▶ CHALLENGE: List each line of the data in which the string "stem" appears.

▶ GIVEN RECORDS:
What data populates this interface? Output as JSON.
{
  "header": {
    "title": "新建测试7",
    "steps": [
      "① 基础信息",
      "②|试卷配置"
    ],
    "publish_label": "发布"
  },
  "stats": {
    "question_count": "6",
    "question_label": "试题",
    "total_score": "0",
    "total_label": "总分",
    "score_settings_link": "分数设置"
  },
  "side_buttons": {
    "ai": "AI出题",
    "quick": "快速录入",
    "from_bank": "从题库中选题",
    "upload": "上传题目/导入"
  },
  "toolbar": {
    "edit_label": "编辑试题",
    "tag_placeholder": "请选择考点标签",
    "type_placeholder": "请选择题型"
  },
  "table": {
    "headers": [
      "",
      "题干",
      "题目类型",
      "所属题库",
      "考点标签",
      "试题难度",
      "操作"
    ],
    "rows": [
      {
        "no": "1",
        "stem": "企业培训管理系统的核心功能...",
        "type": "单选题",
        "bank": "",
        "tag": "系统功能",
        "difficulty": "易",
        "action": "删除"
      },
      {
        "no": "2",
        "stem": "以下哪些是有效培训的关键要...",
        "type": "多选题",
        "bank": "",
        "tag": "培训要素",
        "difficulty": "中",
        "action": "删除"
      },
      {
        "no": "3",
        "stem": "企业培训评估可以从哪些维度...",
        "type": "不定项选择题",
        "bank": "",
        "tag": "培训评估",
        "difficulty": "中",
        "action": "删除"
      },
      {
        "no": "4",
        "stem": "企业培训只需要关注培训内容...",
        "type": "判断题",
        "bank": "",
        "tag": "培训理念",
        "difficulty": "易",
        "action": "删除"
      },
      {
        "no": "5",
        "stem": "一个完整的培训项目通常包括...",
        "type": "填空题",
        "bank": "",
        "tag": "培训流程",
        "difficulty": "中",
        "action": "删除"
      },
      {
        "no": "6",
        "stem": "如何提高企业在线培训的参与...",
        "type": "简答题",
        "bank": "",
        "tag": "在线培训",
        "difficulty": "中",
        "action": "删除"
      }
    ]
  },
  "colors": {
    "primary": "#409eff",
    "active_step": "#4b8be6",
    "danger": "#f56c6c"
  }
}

▶ EXPECTED ANSWER:
        "stem": "企业培训管理系统的核心功能...",
        "stem": "以下哪些是有效培训的关键要...",
        "stem": "企业培训评估可以从哪些维度...",
        "stem": "企业培训只需要关注培训内容...",
        "stem": "一个完整的培训项目通常包括...",
        "stem": "如何提高企业在线培训的参与...",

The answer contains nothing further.